GOAL OF THE EXERCISE: Copy every line in the records below that contains the word "China".

ROWS:
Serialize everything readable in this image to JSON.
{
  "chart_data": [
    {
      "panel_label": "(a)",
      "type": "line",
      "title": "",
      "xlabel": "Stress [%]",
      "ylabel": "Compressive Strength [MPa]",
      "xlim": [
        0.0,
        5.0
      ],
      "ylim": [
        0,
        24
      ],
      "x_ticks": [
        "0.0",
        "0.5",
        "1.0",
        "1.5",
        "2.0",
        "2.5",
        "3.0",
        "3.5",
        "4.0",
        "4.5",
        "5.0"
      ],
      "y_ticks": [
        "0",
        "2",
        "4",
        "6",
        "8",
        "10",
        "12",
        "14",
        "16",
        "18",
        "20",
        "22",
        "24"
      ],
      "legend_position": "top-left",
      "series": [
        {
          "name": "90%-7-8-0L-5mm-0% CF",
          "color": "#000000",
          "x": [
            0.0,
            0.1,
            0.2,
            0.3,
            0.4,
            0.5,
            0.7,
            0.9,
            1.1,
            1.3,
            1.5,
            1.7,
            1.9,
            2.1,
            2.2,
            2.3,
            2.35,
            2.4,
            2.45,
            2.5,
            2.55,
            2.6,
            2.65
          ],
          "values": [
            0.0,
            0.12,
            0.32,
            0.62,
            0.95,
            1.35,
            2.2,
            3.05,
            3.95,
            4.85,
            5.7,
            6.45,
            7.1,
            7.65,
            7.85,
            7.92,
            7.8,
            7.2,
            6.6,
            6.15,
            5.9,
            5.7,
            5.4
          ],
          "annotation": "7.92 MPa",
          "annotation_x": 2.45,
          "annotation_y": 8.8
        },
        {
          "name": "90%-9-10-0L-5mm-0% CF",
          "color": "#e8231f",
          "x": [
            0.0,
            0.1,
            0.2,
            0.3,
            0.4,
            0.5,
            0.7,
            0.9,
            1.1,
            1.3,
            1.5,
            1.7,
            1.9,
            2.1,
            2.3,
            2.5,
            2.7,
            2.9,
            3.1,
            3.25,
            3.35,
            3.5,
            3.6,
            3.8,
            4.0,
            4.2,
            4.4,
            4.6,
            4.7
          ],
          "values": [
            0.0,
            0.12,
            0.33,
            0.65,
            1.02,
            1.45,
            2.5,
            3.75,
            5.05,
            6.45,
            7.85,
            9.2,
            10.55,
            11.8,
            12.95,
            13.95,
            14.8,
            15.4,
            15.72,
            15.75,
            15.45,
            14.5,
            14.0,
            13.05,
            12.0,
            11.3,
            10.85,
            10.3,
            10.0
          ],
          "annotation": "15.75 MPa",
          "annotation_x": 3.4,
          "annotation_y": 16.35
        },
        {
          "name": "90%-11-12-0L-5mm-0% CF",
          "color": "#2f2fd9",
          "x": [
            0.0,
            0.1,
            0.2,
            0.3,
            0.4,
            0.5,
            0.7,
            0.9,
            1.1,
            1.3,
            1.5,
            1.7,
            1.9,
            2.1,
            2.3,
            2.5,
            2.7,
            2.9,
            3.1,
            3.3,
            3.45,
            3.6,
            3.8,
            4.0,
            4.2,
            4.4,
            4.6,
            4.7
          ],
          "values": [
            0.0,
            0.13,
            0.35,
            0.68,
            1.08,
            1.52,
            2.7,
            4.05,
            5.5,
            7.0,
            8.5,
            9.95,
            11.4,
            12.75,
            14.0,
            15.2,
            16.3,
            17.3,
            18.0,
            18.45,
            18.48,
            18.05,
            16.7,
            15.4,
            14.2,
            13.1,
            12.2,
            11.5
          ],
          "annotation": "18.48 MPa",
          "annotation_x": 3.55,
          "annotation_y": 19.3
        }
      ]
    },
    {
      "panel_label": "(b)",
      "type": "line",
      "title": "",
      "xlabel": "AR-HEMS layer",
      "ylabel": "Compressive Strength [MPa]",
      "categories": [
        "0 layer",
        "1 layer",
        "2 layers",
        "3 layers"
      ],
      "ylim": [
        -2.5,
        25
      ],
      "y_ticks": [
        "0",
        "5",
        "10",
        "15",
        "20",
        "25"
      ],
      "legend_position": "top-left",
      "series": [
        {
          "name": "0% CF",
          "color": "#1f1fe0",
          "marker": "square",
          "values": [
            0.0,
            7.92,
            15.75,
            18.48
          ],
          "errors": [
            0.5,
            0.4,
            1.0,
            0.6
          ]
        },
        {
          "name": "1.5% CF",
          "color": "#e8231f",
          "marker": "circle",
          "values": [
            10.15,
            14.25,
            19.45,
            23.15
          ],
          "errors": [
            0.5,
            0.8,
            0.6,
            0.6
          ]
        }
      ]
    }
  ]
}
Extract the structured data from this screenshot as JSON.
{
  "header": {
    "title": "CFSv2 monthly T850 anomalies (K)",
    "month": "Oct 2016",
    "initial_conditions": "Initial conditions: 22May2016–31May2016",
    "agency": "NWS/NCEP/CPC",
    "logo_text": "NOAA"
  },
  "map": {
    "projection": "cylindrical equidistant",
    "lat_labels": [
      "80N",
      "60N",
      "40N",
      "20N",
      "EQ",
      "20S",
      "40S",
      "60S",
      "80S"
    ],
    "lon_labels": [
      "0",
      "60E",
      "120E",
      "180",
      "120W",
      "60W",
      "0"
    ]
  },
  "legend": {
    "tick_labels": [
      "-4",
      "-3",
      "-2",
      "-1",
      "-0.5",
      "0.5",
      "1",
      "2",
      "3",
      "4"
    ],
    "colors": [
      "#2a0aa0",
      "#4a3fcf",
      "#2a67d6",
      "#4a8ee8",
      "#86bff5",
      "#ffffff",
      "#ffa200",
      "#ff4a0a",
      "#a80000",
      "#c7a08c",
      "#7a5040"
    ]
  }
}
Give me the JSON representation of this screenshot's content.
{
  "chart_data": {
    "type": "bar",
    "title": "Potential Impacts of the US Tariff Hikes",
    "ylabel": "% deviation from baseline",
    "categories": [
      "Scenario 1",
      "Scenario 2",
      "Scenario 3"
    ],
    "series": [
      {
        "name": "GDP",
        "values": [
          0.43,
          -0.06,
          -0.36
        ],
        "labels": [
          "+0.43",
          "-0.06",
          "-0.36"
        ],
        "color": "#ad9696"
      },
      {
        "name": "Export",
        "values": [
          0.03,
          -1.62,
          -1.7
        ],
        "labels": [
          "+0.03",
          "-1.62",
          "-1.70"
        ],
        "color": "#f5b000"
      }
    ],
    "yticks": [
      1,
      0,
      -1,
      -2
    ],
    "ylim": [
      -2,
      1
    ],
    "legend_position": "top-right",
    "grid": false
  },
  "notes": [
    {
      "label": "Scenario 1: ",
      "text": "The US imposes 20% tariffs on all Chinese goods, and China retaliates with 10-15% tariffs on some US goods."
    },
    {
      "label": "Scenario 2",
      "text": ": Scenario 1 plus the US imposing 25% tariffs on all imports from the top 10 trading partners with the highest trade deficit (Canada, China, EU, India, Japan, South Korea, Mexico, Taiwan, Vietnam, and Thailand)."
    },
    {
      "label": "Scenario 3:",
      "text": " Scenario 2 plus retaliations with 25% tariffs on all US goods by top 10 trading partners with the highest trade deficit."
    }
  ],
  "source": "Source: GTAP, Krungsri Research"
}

WRITTEN RESPONSE:
      "text": "The US imposes 20% tariffs on all Chinese goods, and China retaliates with 10-15% tariffs on some US goods."
      "text": ": Scenario 1 plus the US imposing 25% tariffs on all imports from the top 10 trading partners with the highest trade deficit (Canada, China, EU, India, Japan, South Korea, Mexico, Taiwan, Vietnam, and Thailand)."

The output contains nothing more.